WHAT YOU ARE ASKED TO DO: Reproduce the C++ inheritance thread word for word, everything from "class Grandchild : public" down to "(name, color, number)".

SOURCE:

How to inherit in C++ with headers and multiple layers of inheritance?

Question

Can someone explain if the following approach is correct for many layers of inheritance? I'm getting a bit confused...

say I have an enum class defined in a namespace that is imported and being used in all these files:

{
    RED = 1,
    BLUE = 2,
    GREEN = 3
};

say this is the parent file:

parent.hpp

class Parent {
  public:
  Parent (const std::string &name = "", Color color = Color::RED)
   : a_name(name)
   , a_color(color) {};

   Color getcolor() const { return a_color; }

   protected:
   std::string a_name;
   Color a_color;

}

Then I have a child class that inherits the parameters and fields of parent, but has its own new parameter.

child.hpp

class Child : public Parent
{
  public:
  Child(std::string name, Color color, int number = 0);
  protected:
  int number;
}

child.cpp

Child::Child (std::string name, Color color, int number)
  : parent(name, color)
  , a_number(number) {};

and then grandchildren who inherit from child

Grandchild.hpp

class Grandchild : public Child
{
  public:
  Grandchild(Std::string name, Color color, int number, int age = 0);
  private:
  int a_age;
}

Grandchild.cpp

Grandchild::Grandchild (Std::string name, Color color = Color::RED, int number, int age)
  : Child (name, color, number)
  , a_age(age)

Let's say I want to define a color for each grandchild, would I put it inside the constructor like above? Or would I do something like this:

Grandchild::Grandchild (Std::string name, int number, int age)
  : Child (name, Color::RED, number)
  , a_age(age)

By providing pseudo code instead of proper definitions you make it unnecessarily cumbersome to help you. — Ted Lyngmo, Jun 27 '23 at 20:09
`Grandchild::Grandchild (Std::string name, Color color = Color::RED, int number, int age)` `color` has a default value. 1) the caller could change it, something you cannot do with the other code sample, and 2) you can't have a non-defaulted parameter after a defaulted parameter. — user4581301, Jun 27 '23 at 20:10
Regarding 1, what is your intent? `Grandchildren` are always red? If so that's code sample 2. If you want red unless otherwise specified that's sample one with `color` moved to be the final parameter. — user4581301, Jun 27 '23 at 20:13
@user4581301 The intent is that grandchildren should be red, unless otherwise specified. What do you mean when you say that color should move to the final parameter? — Ruo, Jun 27 '23 at 20:18
Default parameters always need to be last so that the compiler knows which parameters have been left out. If you `Grandchild G{"Syd", 42, 24)`, the compiler will try to stuff 42 into `color` and fail. It's not smart enough to recognize that the type's not correct and move on to the next parameter. — user4581301, Jun 27 '23 at 20:24
This code does not compile. Is it supposed to compile? Is it supposed to be pseudo-code? — Eljay, Jun 27 '23 at 20:40
Aside from the syntax errors (or, pseudo-code?), there is a serious problem with passing a `std::string` parameter by **value** multiple times. Since C++11 (more than a decade ago!), the "correct" way of handling this is to take the string parameter by value and then **move** it into the member field. The by-value parameter taken by the `Grandchild` constructor should be `std::move`d into the `Child` constructor's by-value parameter, which should then be `std::move`d into the `Parent` constructor, which should also take a by-value parameter, and then `std::move`d into the member field. — monkey0506, Jun 27 '23 at 21:02
Just to clarify, the `std::string name` parameter in the `Grandchild` constructor is an **lvalue**. When you then pass `name` as the parameter to the `Child` constructor, this **creates a copy** of the string. If you instead use `std::move(name)`, this casts the parameter to an **rvalue reference**, which will invoke the *move constructor* of `std::string` rather than the *copy constructor*. Moving the string from `Grandchild` to `Child` to `Parent` and then into `Parent::a_name` is significantly faster and more memory efficient than performing 3-4 copies of the string. — monkey0506, Jun 27 '23 at 21:22
*What do you mean when you say that color should move to the final parameter?* It means this code does not compile. — Eljay, Jun 27 '23 at 22:09

score 0 · Answer 1 · answered Jun 27 '23 at 20:12

You could use:

GrandChild( std::string name, int number, int age = 0 )

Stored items
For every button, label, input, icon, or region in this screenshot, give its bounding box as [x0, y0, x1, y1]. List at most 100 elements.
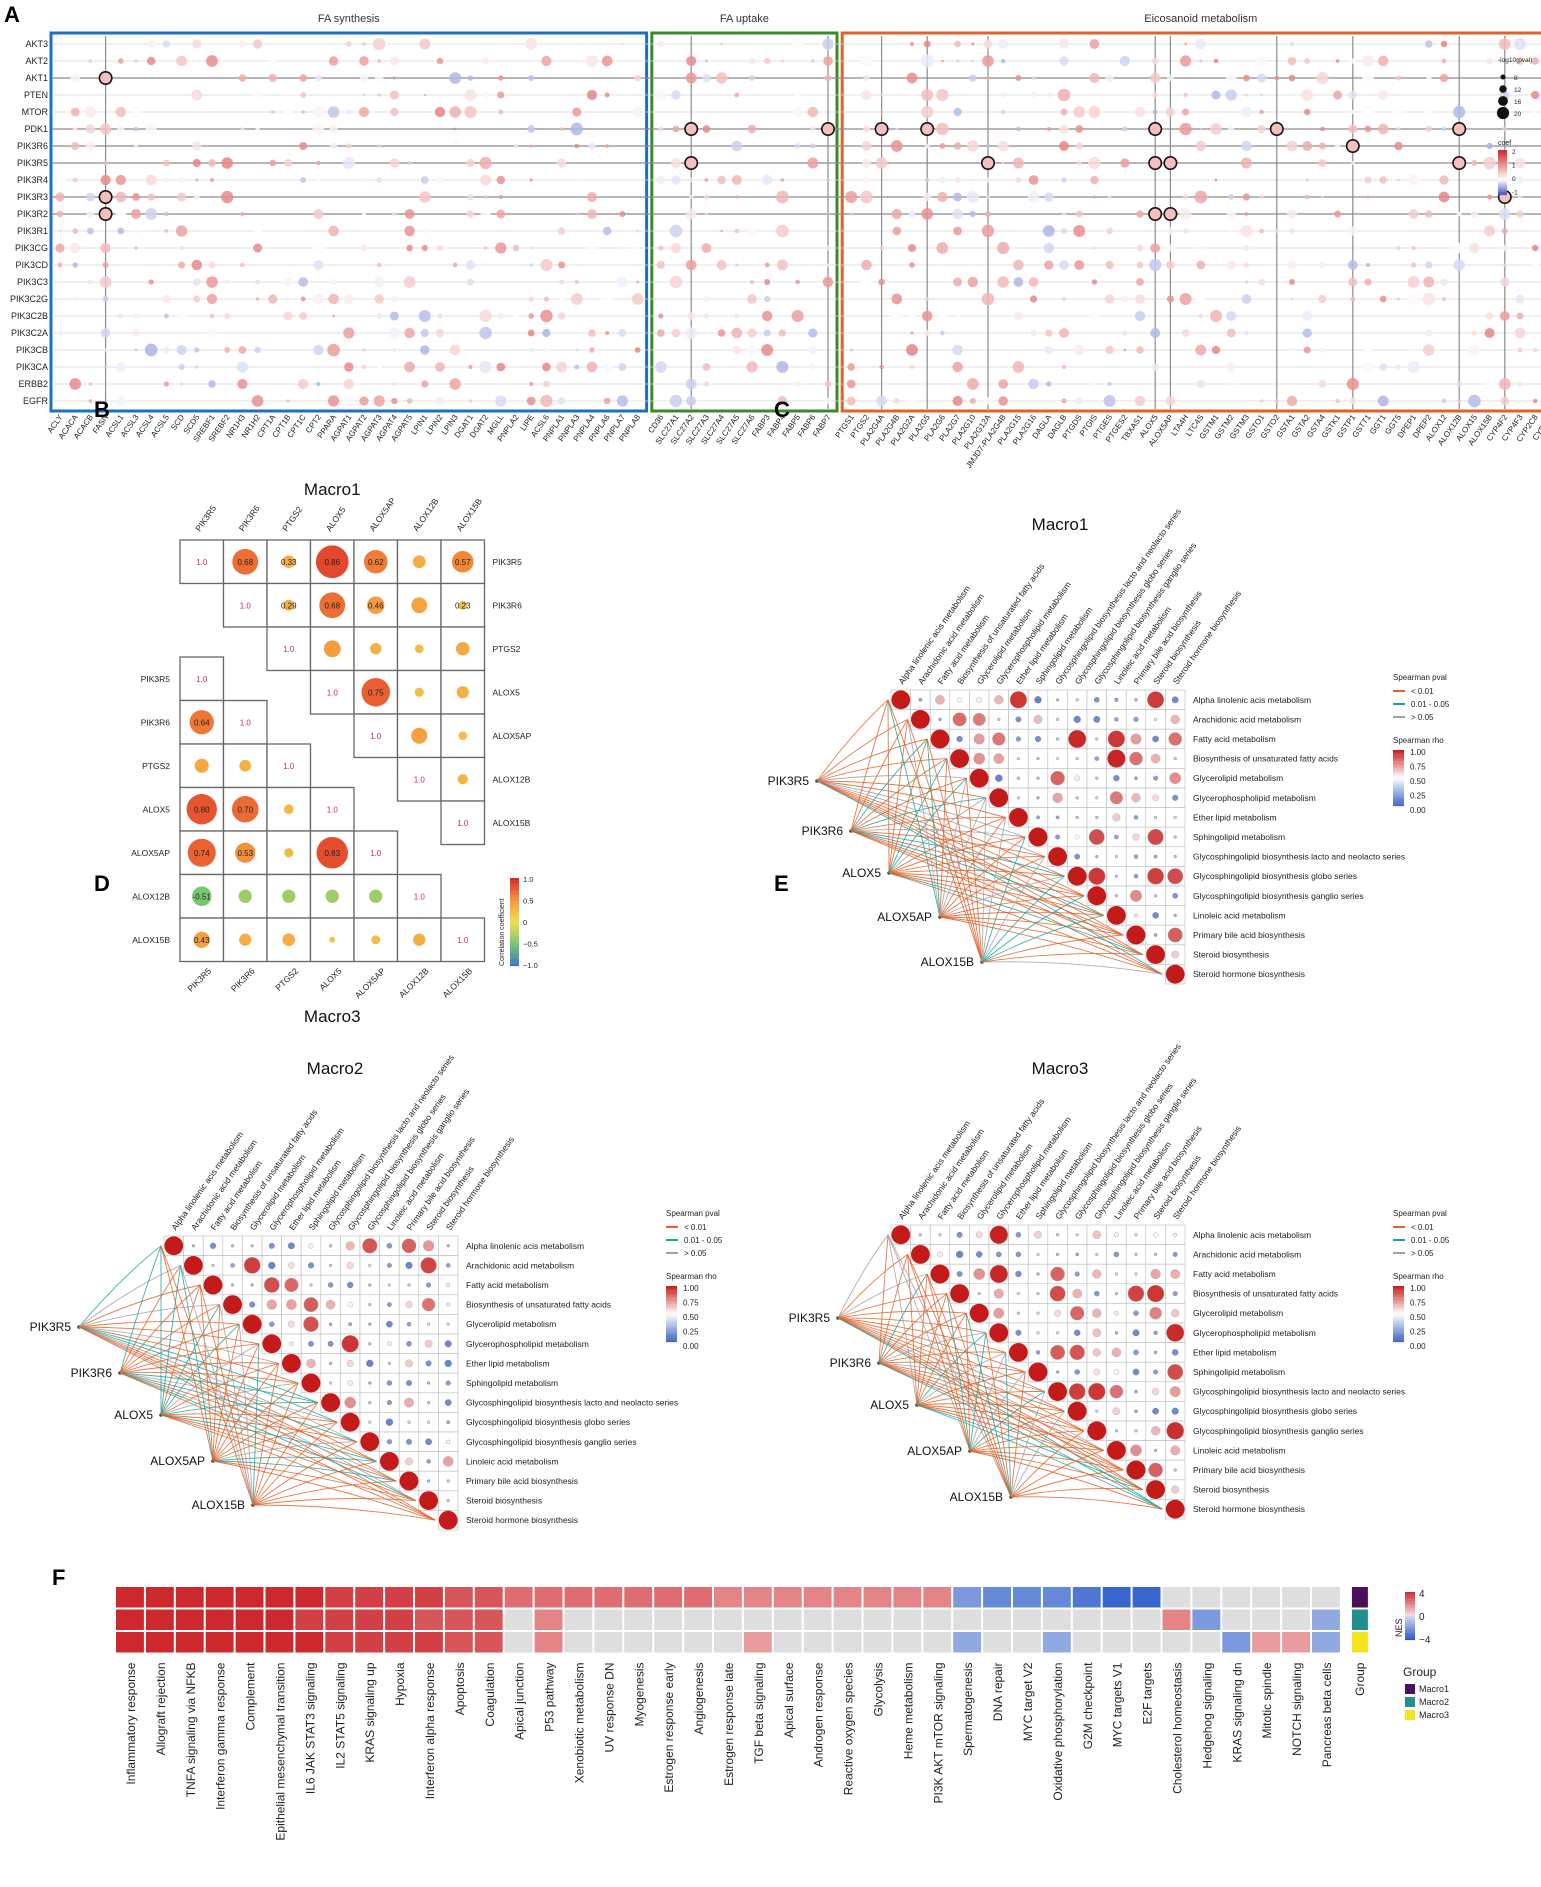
bubble — [1440, 40, 1448, 48]
bubble — [669, 275, 683, 289]
size-legend-dot — [1498, 96, 1508, 106]
bubble — [734, 228, 740, 234]
bubble — [300, 92, 307, 98]
mantel-link — [78, 1326, 417, 1501]
nes-category-label: Estrogen response early — [662, 1663, 676, 1793]
bubble — [1501, 244, 1509, 252]
bubble — [372, 37, 386, 51]
mantel-circle — [1169, 772, 1182, 785]
bubble — [822, 38, 834, 50]
bubble — [1532, 398, 1538, 404]
bubble — [498, 75, 504, 81]
bubble — [191, 89, 203, 101]
mantel-circle — [1070, 1306, 1085, 1321]
mantel-link — [985, 1332, 1012, 1498]
mantel-circle — [1088, 1382, 1106, 1401]
bubble — [1105, 73, 1114, 83]
color-legend-step — [1498, 184, 1507, 187]
nes-category-label: Mitotic spindle — [1260, 1662, 1274, 1738]
corr-colorbar-step — [510, 930, 519, 934]
mantel-link — [939, 916, 1163, 975]
pathway-row-label: Biosynthesis of unsaturated fatty acids — [1193, 1289, 1338, 1299]
lower-corr-value: 0.70 — [237, 805, 253, 814]
bubble — [879, 245, 884, 251]
bubble — [924, 177, 930, 183]
mantel-diag-circle — [223, 1295, 243, 1315]
pathway-row-label: Steroid biosynthesis — [1193, 1485, 1269, 1495]
bubble — [910, 42, 914, 46]
nes-cell — [1252, 1632, 1281, 1653]
rho-legend-step — [666, 1290, 677, 1292]
gene-node-label: ALOX5 — [114, 1408, 153, 1422]
rho-legend-tick: 0.25 — [683, 1328, 699, 1337]
nes-cell — [1013, 1632, 1041, 1653]
bubble — [148, 279, 154, 285]
mantel-circle — [1148, 1462, 1163, 1478]
color-legend-tick: 2 — [1512, 149, 1516, 156]
bubble — [1397, 178, 1400, 182]
mantel-link — [916, 1312, 967, 1406]
bubble — [999, 91, 1007, 99]
mantel-circle — [1134, 698, 1138, 702]
nes-cell — [893, 1609, 922, 1630]
rho-legend-step — [1393, 761, 1404, 763]
color-legend-step — [1498, 189, 1507, 191]
mantel-link — [219, 1304, 254, 1506]
mantel-circle — [1072, 1288, 1082, 1299]
bubble — [557, 312, 566, 320]
bubble — [543, 346, 550, 354]
pathway-row-label: Steroid biosynthesis — [1193, 950, 1269, 960]
bubble — [1243, 244, 1250, 252]
mantel-circle — [209, 1242, 217, 1249]
bubble — [437, 313, 443, 319]
bubble — [498, 195, 503, 199]
nes-legend-step — [1405, 1617, 1415, 1619]
bubble — [998, 396, 1009, 406]
bubble — [981, 292, 995, 306]
bubble — [345, 108, 352, 116]
nes-legend-step — [1405, 1596, 1415, 1599]
mantel-diag-circle — [969, 768, 989, 788]
mantel-circle — [387, 1302, 392, 1307]
bubble — [1210, 123, 1222, 135]
nes-cell — [1132, 1587, 1161, 1608]
mantel-link — [916, 1391, 1045, 1406]
mantel-circle — [1172, 892, 1179, 899]
mantel-link — [907, 719, 983, 963]
rho-legend-step — [666, 1322, 677, 1324]
nes-legend-step — [1405, 1616, 1415, 1618]
mantel-link — [939, 916, 1143, 956]
bubble — [343, 395, 355, 407]
nes-cell — [624, 1609, 653, 1630]
upper-col-label: ALOX12B — [411, 496, 441, 533]
bubble — [1103, 394, 1116, 408]
color-legend-step — [1498, 171, 1507, 173]
bubble — [88, 58, 93, 64]
mantel-circle — [1092, 1348, 1101, 1357]
bubble — [764, 57, 771, 65]
mantel-link — [926, 738, 983, 963]
bubble — [558, 295, 565, 303]
nes-cell — [803, 1632, 832, 1653]
mantel-link — [969, 1450, 1124, 1471]
bubble — [1350, 58, 1356, 64]
nes-cell — [1072, 1632, 1101, 1653]
corr-colorbar-step — [510, 913, 519, 916]
lower-corr-circle — [187, 838, 216, 867]
bubble — [192, 158, 201, 168]
bubble — [687, 312, 695, 320]
lower-row-label: PTGS2 — [142, 761, 170, 771]
panel-letter-b: B — [94, 397, 110, 422]
bubble — [1335, 59, 1340, 63]
mantel-link — [926, 1273, 1012, 1498]
row-label: PTEN — [24, 90, 48, 100]
nes-cell — [624, 1587, 653, 1608]
bubble — [436, 57, 444, 65]
mantel-title: Macro2 — [307, 1059, 364, 1078]
mantel-link — [1010, 1371, 1026, 1498]
nes-cell — [714, 1632, 742, 1653]
mantel-circle — [405, 1300, 413, 1309]
rho-legend-step — [1393, 758, 1404, 760]
bubble — [192, 278, 201, 286]
bubble — [764, 278, 771, 286]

CORRECT OUTPUT:
class Grandchild : public Child
{
  public:
  Grandchild(Std::string name, Color color, int number, int age = 0);
  private:
  int a_age;
}

Grandchild.cpp

Grandchild::Grandchild (Std::string name, Color color = Color::RED, int number, int age)
  : Child (name, color, number)